* [Data]
____
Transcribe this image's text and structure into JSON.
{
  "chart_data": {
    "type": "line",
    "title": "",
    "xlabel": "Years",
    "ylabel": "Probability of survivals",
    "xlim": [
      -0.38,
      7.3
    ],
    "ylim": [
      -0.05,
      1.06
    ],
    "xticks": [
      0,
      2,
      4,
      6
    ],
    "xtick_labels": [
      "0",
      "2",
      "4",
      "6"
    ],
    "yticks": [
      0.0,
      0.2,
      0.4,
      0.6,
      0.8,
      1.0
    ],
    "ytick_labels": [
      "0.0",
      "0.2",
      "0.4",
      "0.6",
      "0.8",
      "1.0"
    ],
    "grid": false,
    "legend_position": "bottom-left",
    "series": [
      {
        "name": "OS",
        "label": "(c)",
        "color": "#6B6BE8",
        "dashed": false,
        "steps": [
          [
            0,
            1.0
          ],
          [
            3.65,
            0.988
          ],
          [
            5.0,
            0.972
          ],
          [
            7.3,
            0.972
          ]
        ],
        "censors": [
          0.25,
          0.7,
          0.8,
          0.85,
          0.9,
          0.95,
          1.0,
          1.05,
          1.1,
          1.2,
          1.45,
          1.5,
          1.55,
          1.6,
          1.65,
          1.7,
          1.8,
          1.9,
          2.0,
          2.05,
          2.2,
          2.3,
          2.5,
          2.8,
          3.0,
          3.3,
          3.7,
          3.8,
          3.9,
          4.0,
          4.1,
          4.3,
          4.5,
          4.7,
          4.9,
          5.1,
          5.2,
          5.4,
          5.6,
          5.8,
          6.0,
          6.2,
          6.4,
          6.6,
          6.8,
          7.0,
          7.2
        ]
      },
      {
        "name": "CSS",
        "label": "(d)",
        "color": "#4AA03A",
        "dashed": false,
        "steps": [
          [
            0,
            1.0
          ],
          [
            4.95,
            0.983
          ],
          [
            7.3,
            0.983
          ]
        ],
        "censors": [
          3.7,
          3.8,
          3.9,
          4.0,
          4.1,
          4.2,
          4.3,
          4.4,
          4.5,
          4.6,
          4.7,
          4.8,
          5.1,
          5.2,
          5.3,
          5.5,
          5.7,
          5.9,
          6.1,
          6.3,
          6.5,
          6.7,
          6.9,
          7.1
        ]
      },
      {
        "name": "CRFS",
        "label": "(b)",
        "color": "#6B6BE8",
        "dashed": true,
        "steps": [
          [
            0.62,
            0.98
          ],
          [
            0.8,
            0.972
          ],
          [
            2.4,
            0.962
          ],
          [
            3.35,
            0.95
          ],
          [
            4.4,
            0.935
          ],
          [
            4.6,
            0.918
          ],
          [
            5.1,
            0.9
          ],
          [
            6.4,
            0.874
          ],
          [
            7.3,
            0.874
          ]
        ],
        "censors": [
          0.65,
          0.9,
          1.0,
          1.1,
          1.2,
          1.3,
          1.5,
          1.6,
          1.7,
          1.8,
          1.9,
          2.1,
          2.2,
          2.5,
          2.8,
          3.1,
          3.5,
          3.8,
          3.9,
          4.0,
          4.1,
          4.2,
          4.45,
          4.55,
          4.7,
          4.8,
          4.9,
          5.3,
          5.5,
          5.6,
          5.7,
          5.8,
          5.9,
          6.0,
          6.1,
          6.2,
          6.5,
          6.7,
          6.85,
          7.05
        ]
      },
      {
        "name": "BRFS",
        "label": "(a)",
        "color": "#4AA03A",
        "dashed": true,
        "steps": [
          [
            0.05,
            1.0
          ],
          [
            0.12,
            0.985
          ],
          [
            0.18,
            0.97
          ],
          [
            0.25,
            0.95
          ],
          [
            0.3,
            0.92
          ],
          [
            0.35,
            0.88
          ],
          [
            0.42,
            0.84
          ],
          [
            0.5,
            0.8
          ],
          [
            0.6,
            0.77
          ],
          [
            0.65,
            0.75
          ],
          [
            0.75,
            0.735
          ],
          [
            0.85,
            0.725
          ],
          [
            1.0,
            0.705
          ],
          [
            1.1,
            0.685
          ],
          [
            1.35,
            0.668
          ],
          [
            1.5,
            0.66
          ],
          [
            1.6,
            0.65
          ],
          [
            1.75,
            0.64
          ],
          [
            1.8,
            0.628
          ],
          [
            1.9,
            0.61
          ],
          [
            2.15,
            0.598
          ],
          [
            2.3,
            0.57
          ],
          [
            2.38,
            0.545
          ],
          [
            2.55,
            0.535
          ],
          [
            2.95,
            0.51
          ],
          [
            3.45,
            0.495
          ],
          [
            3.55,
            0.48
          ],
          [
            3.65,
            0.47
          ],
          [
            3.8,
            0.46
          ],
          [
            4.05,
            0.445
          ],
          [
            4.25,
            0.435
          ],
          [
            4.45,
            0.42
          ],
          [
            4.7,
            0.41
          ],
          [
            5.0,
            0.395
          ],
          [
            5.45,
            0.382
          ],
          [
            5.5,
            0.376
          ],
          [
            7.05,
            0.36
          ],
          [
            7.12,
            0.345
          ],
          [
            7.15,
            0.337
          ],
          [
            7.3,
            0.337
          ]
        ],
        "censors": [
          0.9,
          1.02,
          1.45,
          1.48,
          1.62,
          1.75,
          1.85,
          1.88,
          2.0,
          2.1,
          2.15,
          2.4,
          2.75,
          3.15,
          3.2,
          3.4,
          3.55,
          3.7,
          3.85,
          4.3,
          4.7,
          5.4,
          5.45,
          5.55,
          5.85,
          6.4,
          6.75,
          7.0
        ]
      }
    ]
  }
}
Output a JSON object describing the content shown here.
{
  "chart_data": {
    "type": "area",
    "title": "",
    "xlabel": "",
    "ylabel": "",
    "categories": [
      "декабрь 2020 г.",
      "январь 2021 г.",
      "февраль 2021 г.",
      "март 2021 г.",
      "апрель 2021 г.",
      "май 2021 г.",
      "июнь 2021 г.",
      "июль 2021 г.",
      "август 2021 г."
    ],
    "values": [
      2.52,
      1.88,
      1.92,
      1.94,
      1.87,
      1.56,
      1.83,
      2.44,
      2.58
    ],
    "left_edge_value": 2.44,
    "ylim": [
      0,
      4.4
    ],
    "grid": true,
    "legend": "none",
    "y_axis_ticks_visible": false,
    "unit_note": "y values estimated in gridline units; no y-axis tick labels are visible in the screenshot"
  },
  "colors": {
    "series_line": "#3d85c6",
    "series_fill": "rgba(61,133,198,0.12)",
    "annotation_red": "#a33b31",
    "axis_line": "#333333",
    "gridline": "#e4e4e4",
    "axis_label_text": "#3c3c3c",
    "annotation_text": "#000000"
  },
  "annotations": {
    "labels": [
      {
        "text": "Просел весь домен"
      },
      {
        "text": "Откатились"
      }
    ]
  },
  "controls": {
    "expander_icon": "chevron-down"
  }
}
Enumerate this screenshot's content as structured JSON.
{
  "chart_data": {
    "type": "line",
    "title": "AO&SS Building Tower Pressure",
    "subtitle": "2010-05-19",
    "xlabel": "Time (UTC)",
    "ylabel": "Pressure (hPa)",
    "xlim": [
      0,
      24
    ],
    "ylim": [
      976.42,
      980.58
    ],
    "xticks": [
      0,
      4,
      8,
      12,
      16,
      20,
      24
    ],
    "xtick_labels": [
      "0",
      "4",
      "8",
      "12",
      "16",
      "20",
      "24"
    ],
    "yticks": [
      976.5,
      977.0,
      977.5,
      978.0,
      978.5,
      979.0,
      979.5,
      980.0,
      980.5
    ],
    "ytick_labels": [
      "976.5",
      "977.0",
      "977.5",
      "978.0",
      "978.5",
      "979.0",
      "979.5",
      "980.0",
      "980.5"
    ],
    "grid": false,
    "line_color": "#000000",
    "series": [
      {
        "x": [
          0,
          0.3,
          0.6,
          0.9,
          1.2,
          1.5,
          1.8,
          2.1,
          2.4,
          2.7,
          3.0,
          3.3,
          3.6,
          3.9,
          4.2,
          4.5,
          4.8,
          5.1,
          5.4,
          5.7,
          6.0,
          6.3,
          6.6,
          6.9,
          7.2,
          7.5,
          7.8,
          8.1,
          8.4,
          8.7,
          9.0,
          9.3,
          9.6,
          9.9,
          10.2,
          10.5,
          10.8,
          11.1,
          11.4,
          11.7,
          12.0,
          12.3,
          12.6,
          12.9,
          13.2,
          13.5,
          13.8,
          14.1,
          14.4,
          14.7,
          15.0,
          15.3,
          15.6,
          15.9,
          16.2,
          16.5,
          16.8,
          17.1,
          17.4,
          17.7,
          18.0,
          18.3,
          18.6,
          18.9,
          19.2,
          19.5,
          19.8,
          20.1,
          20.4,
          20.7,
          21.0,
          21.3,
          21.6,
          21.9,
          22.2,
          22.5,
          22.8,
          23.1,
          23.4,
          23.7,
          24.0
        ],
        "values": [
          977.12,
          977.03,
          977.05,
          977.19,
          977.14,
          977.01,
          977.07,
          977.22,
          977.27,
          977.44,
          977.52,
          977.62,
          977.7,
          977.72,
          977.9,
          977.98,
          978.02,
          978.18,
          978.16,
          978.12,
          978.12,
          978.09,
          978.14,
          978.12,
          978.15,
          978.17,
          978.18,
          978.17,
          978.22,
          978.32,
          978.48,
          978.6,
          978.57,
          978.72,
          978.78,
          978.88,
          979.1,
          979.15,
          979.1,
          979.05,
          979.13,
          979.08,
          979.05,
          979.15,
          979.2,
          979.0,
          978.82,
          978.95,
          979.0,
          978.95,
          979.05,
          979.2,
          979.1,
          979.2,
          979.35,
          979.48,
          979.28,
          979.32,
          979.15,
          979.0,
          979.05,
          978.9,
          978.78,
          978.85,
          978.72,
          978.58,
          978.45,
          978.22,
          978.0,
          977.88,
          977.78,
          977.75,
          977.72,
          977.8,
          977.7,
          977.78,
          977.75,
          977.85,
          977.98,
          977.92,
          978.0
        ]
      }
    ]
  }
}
____
* [Work to complete] Identify the lines in the entries that hold "screenshot" and return each one.

* [Right answer]
    "unit_note": "y values estimated in gridline units; no y-axis tick labels are visible in the screenshot"
Enumerate this screenshot's content as structured JSON.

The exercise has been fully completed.